Task details - Restate exactly the lines below, from the one containing "Transcribe the text in this document." through the final line, and leave out the pictures.

Rows from a dataset
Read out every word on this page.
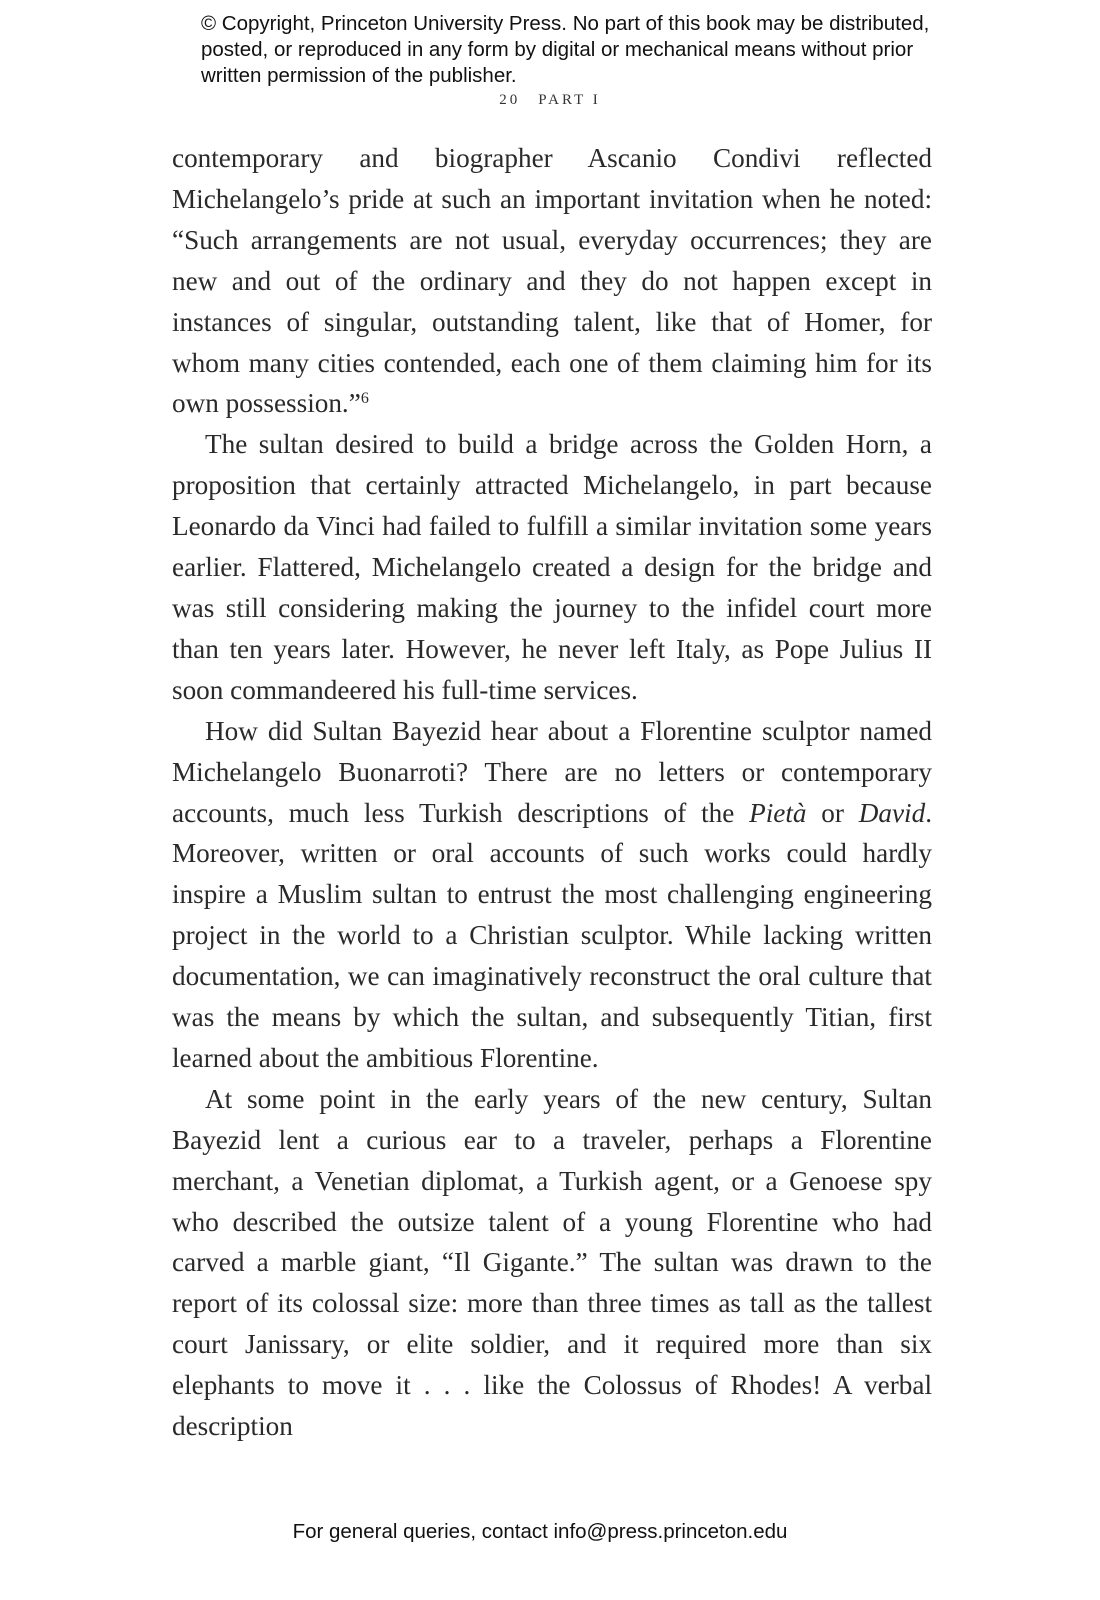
© Copyright, Princeton University Press. No part of this book may be distributed, posted, or reproduced in any form by digital or mechanical means without prior written permission of the publisher.

20 PART I

contemporary and biographer Ascanio Condivi reflected Michelangelo’s pride at such an important invitation when he noted: “Such arrangements are not usual, everyday occurrences; they are new and out of the ordinary and they do not happen except in instances of singular, outstanding talent, like that of Homer, for whom many cities contended, each one of them claiming him for its own possession.”$^6$

The sultan desired to build a bridge across the Golden Horn, a proposition that certainly attracted Michelangelo, in part because Leonardo da Vinci had failed to fulfill a similar invitation some years earlier. Flattered, Michelangelo created a design for the bridge and was still considering making the journey to the infidel court more than ten years later. However, he never left Italy, as Pope Julius II soon commandeered his full-time services.

How did Sultan Bayezid hear about a Florentine sculptor named Michelangelo Buonarroti? There are no letters or contemporary accounts, much less Turkish descriptions of the Pietà or David. Moreover, written or oral accounts of such works could hardly inspire a Muslim sultan to entrust the most challenging engineering project in the world to a Christian sculptor. While lacking written documentation, we can imaginatively reconstruct the oral culture that was the means by which the sultan, and subsequently Titian, first learned about the ambitious Florentine.

At some point in the early years of the new century, Sultan Bayezid lent a curious ear to a traveler, perhaps a Florentine merchant, a Venetian diplomat, a Turkish agent, or a Genoese spy who described the outsize talent of a young Florentine who had carved a marble giant, “Il Gigante.” The sultan was drawn to the report of its colossal size: more than three times as tall as the tallest court Janissary, or elite soldier, and it required more than six elephants to move it . . . like the Colossus of Rhodes! A verbal description

For general queries, contact info@press.princeton.edu
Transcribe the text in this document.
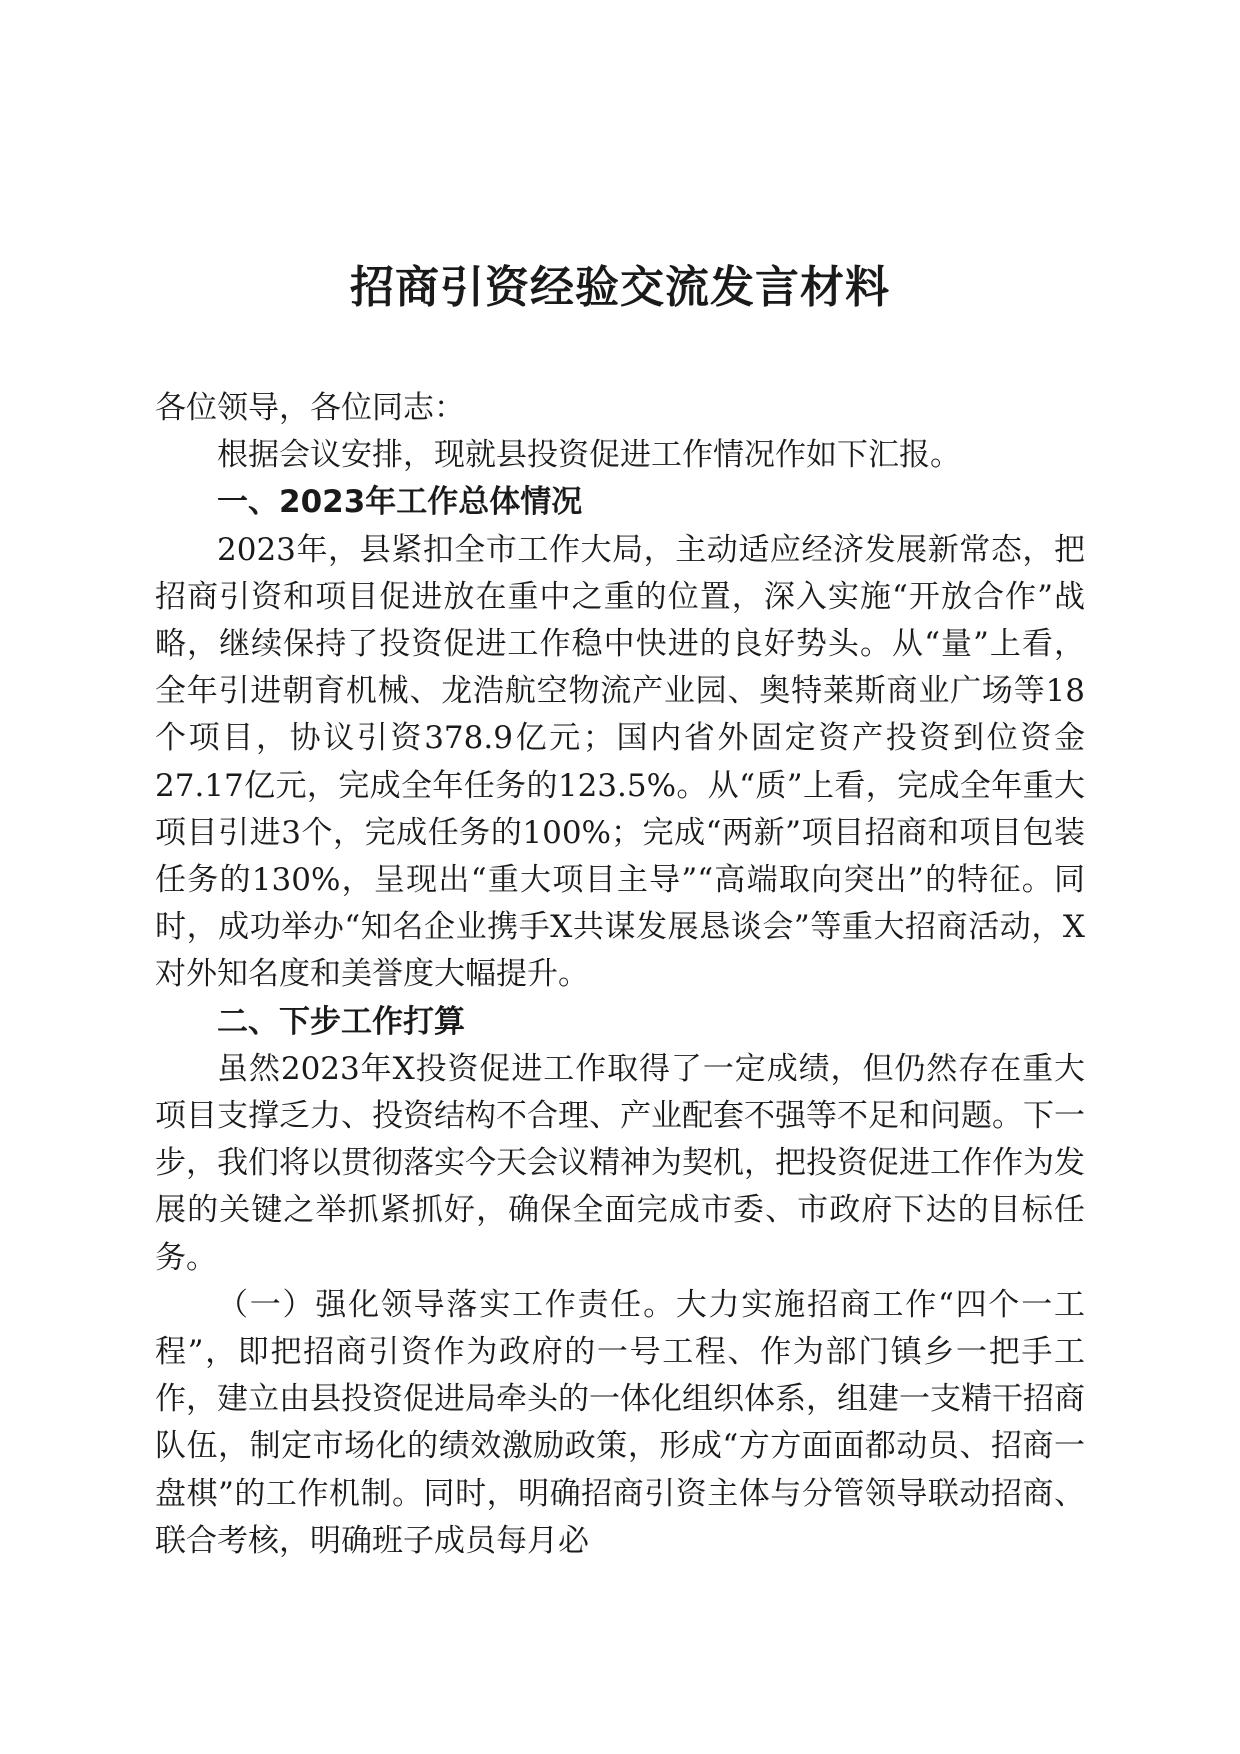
招商引资经验交流发言材料

各位领导，各位同志：

根据会议安排，现就县投资促进工作情况作如下汇报。

一、2023年工作总体情况

2023年，县紧扣全市工作大局，主动适应经济发展新常态，把招商引资和项目促进放在重中之重的位置，深入实施“开放合作”战略，继续保持了投资促进工作稳中快进的良好势头。从“量”上看，全年引进朝育机械、龙浩航空物流产业园、奥特莱斯商业广场等18个项目，协议引资378.9亿元；国内省外固定资产投资到位资金27.17亿元，完成全年任务的123.5%。从“质”上看，完成全年重大项目引进3个，完成任务的100%；完成“两新”项目招商和项目包装任务的130%，呈现出“重大项目主导”“高端取向突出”的特征。同时，成功举办“知名企业携手X共谋发展恳谈会”等重大招商活动，X对外知名度和美誉度大幅提升。

二、下步工作打算

虽然2023年X投资促进工作取得了一定成绩，但仍然存在重大项目支撑乏力、投资结构不合理、产业配套不强等不足和问题。下一步，我们将以贯彻落实今天会议精神为契机，把投资促进工作作为发展的关键之举抓紧抓好，确保全面完成市委、市政府下达的目标任务。

（一）强化领导落实工作责任。大力实施招商工作“四个一工程”，即把招商引资作为政府的一号工程、作为部门镇乡一把手工作，建立由县投资促进局牵头的一体化组织体系，组建一支精干招商队伍，制定市场化的绩效激励政策，形成“方方面面都动员、招商一盘棋”的工作机制。同时，明确招商引资主体与分管领导联动招商、联合考核，明确班子成员每月必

Worked answer -
Transcribe the text in this document.
招商引资经验交流发言材料

各位领导，各位同志：

根据会议安排，现就县投资促进工作情况作如下汇报。

一、2023年工作总体情况

2023年，县紧扣全市工作大局，主动适应经济发展新常态，把招商引资和项目促进放在重中之重的位置，深入实施“开放合作”战略，继续保持了投资促进工作稳中快进的良好势头。从“量”上看，全年引进朝育机械、龙浩航空物流产业园、奥特莱斯商业广场等18个项目，协议引资378.9亿元；国内省外固定资产投资到位资金27.17亿元，完成全年任务的123.5%。从“质”上看，完成全年重大项目引进3个，完成任务的100%；完成“两新”项目招商和项目包装任务的130%，呈现出“重大项目主导”“高端取向突出”的特征。同时，成功举办“知名企业携手X共谋发展恳谈会”等重大招商活动，X对外知名度和美誉度大幅提升。

二、下步工作打算

虽然2023年X投资促进工作取得了一定成绩，但仍然存在重大项目支撑乏力、投资结构不合理、产业配套不强等不足和问题。下一步，我们将以贯彻落实今天会议精神为契机，把投资促进工作作为发展的关键之举抓紧抓好，确保全面完成市委、市政府下达的目标任务。

（一）强化领导落实工作责任。大力实施招商工作“四个一工程”，即把招商引资作为政府的一号工程、作为部门镇乡一把手工作，建立由县投资促进局牵头的一体化组织体系，组建一支精干招商队伍，制定市场化的绩效激励政策，形成“方方面面都动员、招商一盘棋”的工作机制。同时，明确招商引资主体与分管领导联动招商、联合考核，明确班子成员每月必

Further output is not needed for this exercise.